Recorded data |
•••••

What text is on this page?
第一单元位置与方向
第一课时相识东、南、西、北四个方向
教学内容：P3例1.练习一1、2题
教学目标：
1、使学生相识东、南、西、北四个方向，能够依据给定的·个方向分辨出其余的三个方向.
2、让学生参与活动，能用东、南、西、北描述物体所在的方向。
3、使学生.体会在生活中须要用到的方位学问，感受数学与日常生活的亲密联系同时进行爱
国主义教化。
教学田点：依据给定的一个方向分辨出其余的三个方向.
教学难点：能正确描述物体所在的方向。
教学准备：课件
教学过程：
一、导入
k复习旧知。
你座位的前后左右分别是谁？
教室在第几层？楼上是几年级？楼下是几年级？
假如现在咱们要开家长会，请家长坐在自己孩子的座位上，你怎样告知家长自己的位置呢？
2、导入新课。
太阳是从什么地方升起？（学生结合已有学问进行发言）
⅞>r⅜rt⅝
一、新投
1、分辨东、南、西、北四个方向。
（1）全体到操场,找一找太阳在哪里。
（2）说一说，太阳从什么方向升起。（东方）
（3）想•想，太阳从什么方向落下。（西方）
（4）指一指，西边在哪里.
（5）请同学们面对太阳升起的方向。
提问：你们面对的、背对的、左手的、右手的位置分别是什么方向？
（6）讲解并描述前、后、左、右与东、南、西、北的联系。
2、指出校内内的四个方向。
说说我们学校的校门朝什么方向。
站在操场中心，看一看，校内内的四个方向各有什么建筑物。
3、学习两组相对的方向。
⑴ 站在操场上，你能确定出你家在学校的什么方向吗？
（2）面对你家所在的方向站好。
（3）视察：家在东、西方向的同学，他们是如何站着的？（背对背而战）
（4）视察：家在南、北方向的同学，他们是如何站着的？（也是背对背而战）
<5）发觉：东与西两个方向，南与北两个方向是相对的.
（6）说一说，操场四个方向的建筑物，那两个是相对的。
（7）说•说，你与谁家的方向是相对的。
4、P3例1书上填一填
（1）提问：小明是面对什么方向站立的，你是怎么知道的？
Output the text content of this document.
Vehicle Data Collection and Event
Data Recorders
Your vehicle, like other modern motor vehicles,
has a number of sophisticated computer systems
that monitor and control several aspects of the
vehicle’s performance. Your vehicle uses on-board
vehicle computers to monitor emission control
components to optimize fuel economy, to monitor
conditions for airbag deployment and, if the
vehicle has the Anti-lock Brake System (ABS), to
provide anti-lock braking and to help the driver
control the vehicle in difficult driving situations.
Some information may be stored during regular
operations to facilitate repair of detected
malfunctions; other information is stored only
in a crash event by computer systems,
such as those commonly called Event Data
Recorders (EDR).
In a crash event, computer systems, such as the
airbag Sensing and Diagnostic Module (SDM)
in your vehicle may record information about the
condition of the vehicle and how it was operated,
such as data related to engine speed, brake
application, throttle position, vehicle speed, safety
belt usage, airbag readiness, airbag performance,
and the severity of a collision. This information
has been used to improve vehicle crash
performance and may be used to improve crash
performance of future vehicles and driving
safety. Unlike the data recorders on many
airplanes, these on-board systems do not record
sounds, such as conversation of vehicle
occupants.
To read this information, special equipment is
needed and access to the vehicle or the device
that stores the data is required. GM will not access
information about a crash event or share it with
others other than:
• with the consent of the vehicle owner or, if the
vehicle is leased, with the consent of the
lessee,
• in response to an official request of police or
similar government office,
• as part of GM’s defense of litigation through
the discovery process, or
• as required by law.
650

•••••

What you should do | Of the lines in this listing, report how many contain the string "information", and give the number only.

Task output | 6